Write out the records that appear below, verbatim and complete, but without pictures.
>> BEGIN RECORDS SUPPLIED
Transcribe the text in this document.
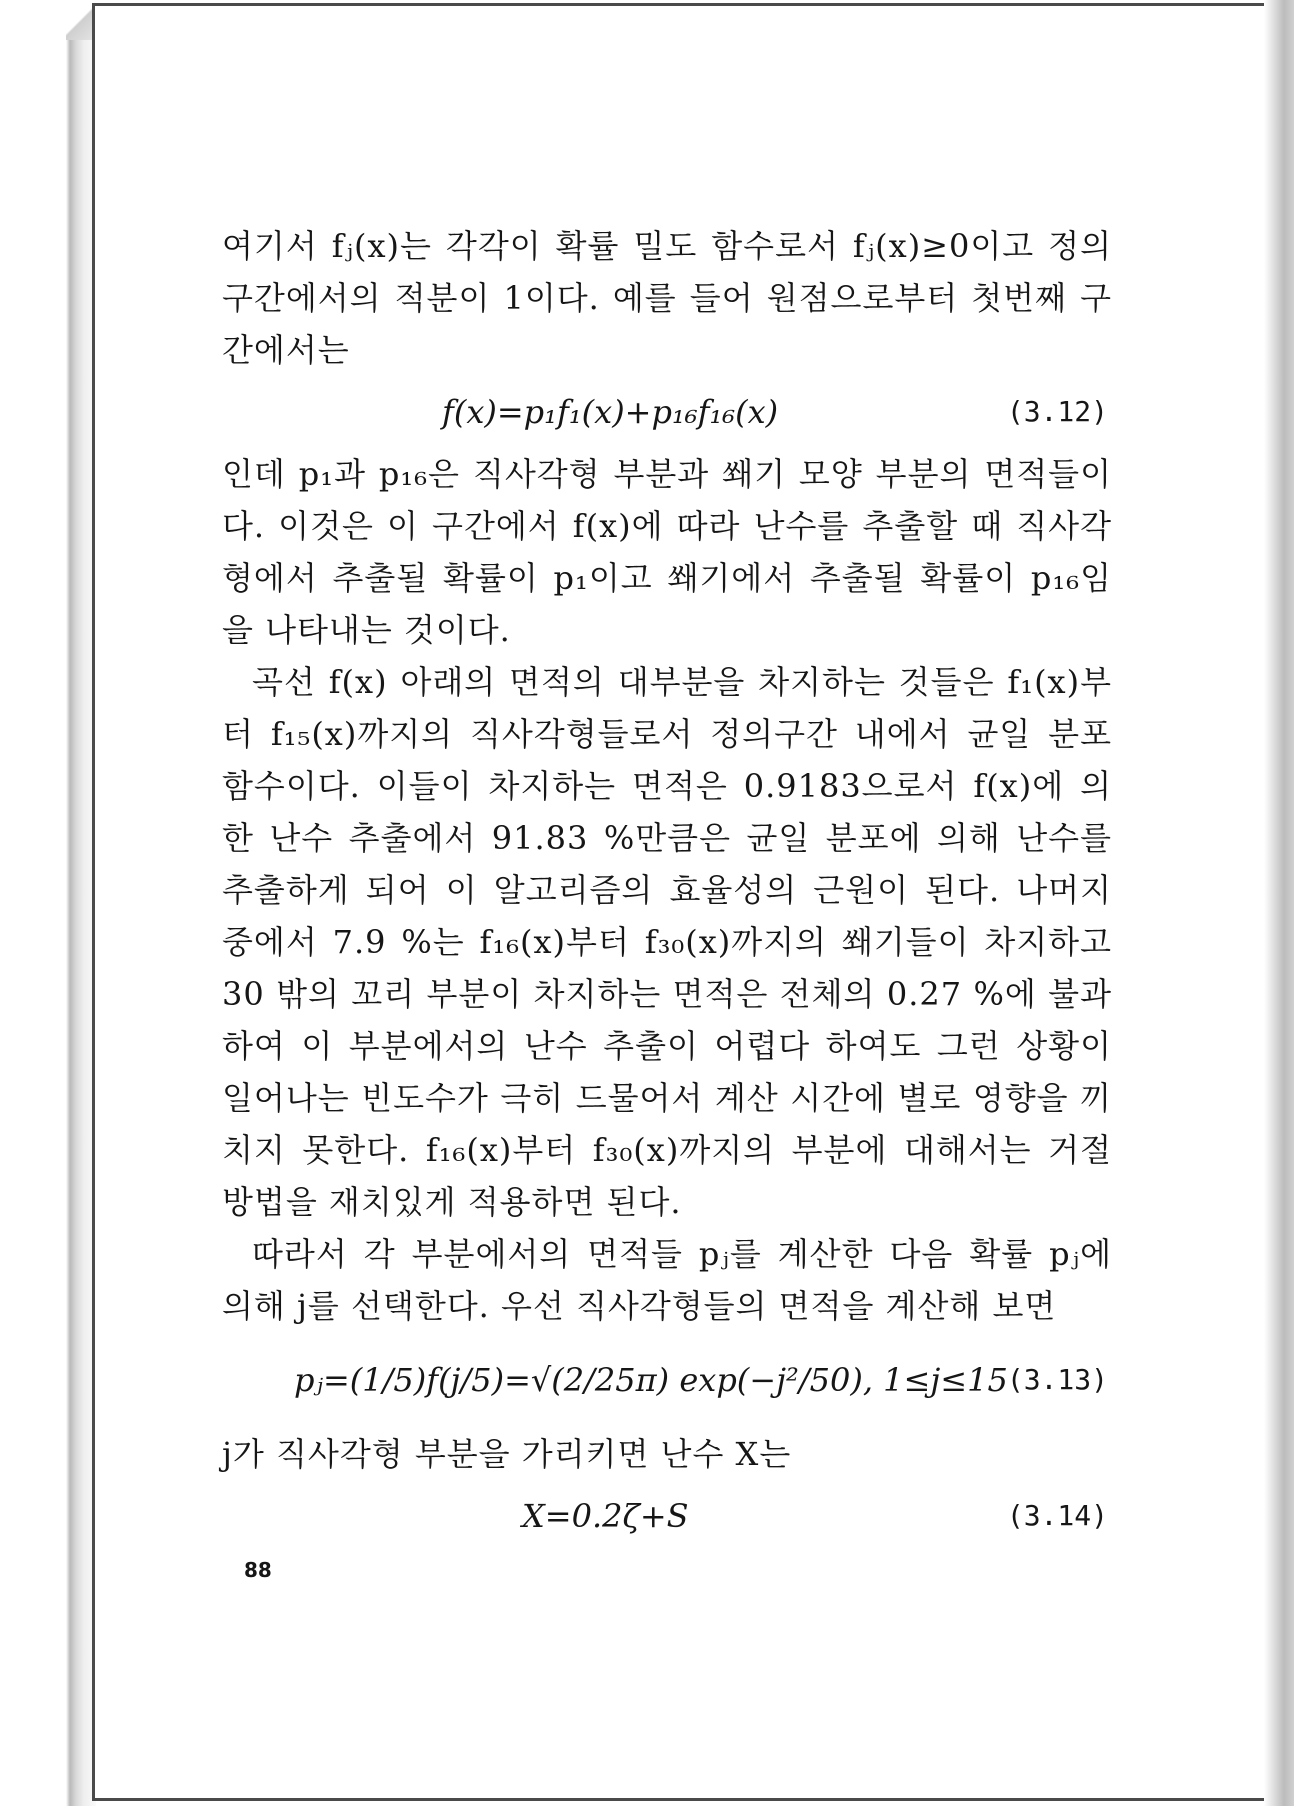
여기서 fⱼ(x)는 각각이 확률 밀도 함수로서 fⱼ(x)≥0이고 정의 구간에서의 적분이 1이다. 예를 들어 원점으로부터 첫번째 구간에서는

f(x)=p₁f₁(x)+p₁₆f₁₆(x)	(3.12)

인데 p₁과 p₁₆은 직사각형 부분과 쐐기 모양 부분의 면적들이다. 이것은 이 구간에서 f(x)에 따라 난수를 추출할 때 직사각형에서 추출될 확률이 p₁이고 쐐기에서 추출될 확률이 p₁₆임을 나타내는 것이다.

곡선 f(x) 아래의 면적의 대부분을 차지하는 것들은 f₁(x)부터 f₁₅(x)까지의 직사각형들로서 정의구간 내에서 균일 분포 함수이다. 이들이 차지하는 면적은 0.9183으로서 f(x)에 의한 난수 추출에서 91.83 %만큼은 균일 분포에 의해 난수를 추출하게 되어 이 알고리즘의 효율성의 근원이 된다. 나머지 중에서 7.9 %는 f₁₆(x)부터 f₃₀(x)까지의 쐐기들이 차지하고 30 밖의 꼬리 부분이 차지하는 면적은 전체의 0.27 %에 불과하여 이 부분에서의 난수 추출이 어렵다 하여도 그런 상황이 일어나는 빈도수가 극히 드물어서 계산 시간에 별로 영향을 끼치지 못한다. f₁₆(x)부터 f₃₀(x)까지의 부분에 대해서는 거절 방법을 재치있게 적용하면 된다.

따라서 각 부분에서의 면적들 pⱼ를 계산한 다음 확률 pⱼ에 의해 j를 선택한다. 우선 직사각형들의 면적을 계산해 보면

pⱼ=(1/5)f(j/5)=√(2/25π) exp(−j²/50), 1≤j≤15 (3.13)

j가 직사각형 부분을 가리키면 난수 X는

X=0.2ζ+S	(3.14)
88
>> END RECORDS SUPPLIED
> [RESULT FOR THIS EXERCISE]:
Transcribe the text in this document.
여기서 fⱼ(x)는 각각이 확률 밀도 함수로서 fⱼ(x)≥0이고 정의 구간에서의 적분이 1이다. 예를 들어 원점으로부터 첫번째 구간에서는

f(x)=p₁f₁(x)+p₁₆f₁₆(x)	(3.12)

인데 p₁과 p₁₆은 직사각형 부분과 쐐기 모양 부분의 면적들이다. 이것은 이 구간에서 f(x)에 따라 난수를 추출할 때 직사각형에서 추출될 확률이 p₁이고 쐐기에서 추출될 확률이 p₁₆임을 나타내는 것이다.

곡선 f(x) 아래의 면적의 대부분을 차지하는 것들은 f₁(x)부터 f₁₅(x)까지의 직사각형들로서 정의구간 내에서 균일 분포 함수이다. 이들이 차지하는 면적은 0.9183으로서 f(x)에 의한 난수 추출에서 91.83 %만큼은 균일 분포에 의해 난수를 추출하게 되어 이 알고리즘의 효율성의 근원이 된다. 나머지 중에서 7.9 %는 f₁₆(x)부터 f₃₀(x)까지의 쐐기들이 차지하고 30 밖의 꼬리 부분이 차지하는 면적은 전체의 0.27 %에 불과하여 이 부분에서의 난수 추출이 어렵다 하여도 그런 상황이 일어나는 빈도수가 극히 드물어서 계산 시간에 별로 영향을 끼치지 못한다. f₁₆(x)부터 f₃₀(x)까지의 부분에 대해서는 거절 방법을 재치있게 적용하면 된다.

따라서 각 부분에서의 면적들 pⱼ를 계산한 다음 확률 pⱼ에 의해 j를 선택한다. 우선 직사각형들의 면적을 계산해 보면

pⱼ=(1/5)f(j/5)=√(2/25π) exp(−j²/50), 1≤j≤15 (3.13)

j가 직사각형 부분을 가리키면 난수 X는

X=0.2ζ+S	(3.14)
88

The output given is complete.